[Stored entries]
----

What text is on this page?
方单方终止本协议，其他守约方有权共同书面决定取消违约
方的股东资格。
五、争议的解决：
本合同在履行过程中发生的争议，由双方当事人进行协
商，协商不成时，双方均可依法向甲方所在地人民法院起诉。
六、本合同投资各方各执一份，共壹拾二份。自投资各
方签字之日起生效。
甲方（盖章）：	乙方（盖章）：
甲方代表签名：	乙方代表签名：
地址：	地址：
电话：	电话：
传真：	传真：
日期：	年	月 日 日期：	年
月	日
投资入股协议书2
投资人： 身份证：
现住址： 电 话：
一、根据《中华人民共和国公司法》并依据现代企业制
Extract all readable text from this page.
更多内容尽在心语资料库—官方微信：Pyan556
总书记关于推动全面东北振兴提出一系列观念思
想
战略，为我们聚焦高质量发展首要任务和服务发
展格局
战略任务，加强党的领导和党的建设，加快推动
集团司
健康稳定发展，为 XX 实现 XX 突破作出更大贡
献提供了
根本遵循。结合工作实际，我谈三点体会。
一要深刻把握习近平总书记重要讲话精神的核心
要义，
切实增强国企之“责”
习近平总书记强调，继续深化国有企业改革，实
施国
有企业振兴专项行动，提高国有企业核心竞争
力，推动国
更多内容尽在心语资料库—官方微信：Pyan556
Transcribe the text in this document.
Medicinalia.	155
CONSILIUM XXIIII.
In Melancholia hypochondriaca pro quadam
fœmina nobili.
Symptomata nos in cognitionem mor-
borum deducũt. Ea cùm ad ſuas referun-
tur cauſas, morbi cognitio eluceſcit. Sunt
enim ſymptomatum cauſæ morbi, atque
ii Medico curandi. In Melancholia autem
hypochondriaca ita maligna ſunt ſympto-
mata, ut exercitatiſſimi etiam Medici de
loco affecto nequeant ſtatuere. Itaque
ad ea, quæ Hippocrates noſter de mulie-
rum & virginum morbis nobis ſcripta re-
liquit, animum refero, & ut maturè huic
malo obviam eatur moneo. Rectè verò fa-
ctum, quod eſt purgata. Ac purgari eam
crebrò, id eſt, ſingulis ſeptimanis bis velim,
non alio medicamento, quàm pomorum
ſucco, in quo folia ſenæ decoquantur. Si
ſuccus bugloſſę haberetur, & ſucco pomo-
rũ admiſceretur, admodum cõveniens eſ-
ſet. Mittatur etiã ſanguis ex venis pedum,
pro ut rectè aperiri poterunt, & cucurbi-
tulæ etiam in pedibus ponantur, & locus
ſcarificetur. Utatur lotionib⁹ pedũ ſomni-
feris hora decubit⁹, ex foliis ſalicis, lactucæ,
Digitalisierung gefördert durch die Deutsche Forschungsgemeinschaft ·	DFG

----

▶ **Set task**:
Pick out the lines containing the word "text" and show them.

▶ **Final result**:
What text is on this page?
Extract all readable text from this page.
Transcribe the text in this document.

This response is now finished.